STATED EXERCISE:
Each record below should be repeated precisely as written.

(Rows from a dataset)
<<<<
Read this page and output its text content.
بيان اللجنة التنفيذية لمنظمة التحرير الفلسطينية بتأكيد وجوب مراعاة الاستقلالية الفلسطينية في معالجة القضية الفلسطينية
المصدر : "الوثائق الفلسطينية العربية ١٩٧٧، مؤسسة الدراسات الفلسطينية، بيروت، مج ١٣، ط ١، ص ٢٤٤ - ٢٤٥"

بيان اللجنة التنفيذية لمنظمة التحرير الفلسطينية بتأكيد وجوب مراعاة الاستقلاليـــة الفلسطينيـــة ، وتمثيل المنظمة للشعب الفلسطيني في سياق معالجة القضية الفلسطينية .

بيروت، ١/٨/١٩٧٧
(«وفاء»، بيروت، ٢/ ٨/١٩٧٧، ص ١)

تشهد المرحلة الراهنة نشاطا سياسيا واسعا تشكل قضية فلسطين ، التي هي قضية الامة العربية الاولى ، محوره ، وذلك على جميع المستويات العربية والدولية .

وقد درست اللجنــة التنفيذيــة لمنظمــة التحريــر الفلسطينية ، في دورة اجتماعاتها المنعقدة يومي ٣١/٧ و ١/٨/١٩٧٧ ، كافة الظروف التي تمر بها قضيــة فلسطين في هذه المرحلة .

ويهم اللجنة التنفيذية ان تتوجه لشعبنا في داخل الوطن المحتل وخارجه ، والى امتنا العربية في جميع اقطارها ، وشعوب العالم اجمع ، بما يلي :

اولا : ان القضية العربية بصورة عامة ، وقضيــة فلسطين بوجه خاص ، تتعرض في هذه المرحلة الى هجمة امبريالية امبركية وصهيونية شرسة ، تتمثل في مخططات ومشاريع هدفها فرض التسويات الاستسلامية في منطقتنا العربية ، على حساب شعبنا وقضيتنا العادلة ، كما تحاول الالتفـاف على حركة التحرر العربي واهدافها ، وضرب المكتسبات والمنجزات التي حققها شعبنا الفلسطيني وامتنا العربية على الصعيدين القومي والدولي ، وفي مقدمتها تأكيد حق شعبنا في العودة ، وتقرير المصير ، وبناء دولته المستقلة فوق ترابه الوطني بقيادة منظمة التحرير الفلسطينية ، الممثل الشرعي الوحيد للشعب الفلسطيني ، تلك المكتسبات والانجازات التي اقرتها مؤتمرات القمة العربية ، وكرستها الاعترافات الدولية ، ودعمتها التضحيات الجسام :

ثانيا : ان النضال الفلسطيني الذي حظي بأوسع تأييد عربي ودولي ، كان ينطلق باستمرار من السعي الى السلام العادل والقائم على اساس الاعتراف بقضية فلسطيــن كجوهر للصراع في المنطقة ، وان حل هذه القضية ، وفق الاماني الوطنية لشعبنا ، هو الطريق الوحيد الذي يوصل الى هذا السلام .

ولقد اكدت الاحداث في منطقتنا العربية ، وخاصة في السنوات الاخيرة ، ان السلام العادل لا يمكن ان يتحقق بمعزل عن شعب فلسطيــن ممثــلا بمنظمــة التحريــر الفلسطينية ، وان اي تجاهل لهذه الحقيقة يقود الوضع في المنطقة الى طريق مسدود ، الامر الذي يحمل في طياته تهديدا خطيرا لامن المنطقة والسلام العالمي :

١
>>>>
ANSWER TO THE EXERCISE:
Read this page and output its text content.
بيان اللجنة التنفيذية لمنظمة التحرير الفلسطينية بتأكيد وجوب مراعاة الاستقلالية الفلسطينية في معالجة القضية الفلسطينية
المصدر : "الوثائق الفلسطينية العربية ١٩٧٧، مؤسسة الدراسات الفلسطينية، بيروت، مج ١٣، ط ١، ص ٢٤٤ - ٢٤٥"

بيان اللجنة التنفيذية لمنظمة التحرير الفلسطينية بتأكيد وجوب مراعاة الاستقلاليـــة الفلسطينيـــة ، وتمثيل المنظمة للشعب الفلسطيني في سياق معالجة القضية الفلسطينية .

بيروت، ١/٨/١٩٧٧
(«وفاء»، بيروت، ٢/ ٨/١٩٧٧، ص ١)

تشهد المرحلة الراهنة نشاطا سياسيا واسعا تشكل قضية فلسطين ، التي هي قضية الامة العربية الاولى ، محوره ، وذلك على جميع المستويات العربية والدولية .

وقد درست اللجنــة التنفيذيــة لمنظمــة التحريــر الفلسطينية ، في دورة اجتماعاتها المنعقدة يومي ٣١/٧ و ١/٨/١٩٧٧ ، كافة الظروف التي تمر بها قضيــة فلسطين في هذه المرحلة .

ويهم اللجنة التنفيذية ان تتوجه لشعبنا في داخل الوطن المحتل وخارجه ، والى امتنا العربية في جميع اقطارها ، وشعوب العالم اجمع ، بما يلي :

اولا : ان القضية العربية بصورة عامة ، وقضيــة فلسطين بوجه خاص ، تتعرض في هذه المرحلة الى هجمة امبريالية امبركية وصهيونية شرسة ، تتمثل في مخططات ومشاريع هدفها فرض التسويات الاستسلامية في منطقتنا العربية ، على حساب شعبنا وقضيتنا العادلة ، كما تحاول الالتفـاف على حركة التحرر العربي واهدافها ، وضرب المكتسبات والمنجزات التي حققها شعبنا الفلسطيني وامتنا العربية على الصعيدين القومي والدولي ، وفي مقدمتها تأكيد حق شعبنا في العودة ، وتقرير المصير ، وبناء دولته المستقلة فوق ترابه الوطني بقيادة منظمة التحرير الفلسطينية ، الممثل الشرعي الوحيد للشعب الفلسطيني ، تلك المكتسبات والانجازات التي اقرتها مؤتمرات القمة العربية ، وكرستها الاعترافات الدولية ، ودعمتها التضحيات الجسام :

ثانيا : ان النضال الفلسطيني الذي حظي بأوسع تأييد عربي ودولي ، كان ينطلق باستمرار من السعي الى السلام العادل والقائم على اساس الاعتراف بقضية فلسطيــن كجوهر للصراع في المنطقة ، وان حل هذه القضية ، وفق الاماني الوطنية لشعبنا ، هو الطريق الوحيد الذي يوصل الى هذا السلام .

ولقد اكدت الاحداث في منطقتنا العربية ، وخاصة في السنوات الاخيرة ، ان السلام العادل لا يمكن ان يتحقق بمعزل عن شعب فلسطيــن ممثــلا بمنظمــة التحريــر الفلسطينية ، وان اي تجاهل لهذه الحقيقة يقود الوضع في المنطقة الى طريق مسدود ، الامر الذي يحمل في طياته تهديدا خطيرا لامن المنطقة والسلام العالمي :

١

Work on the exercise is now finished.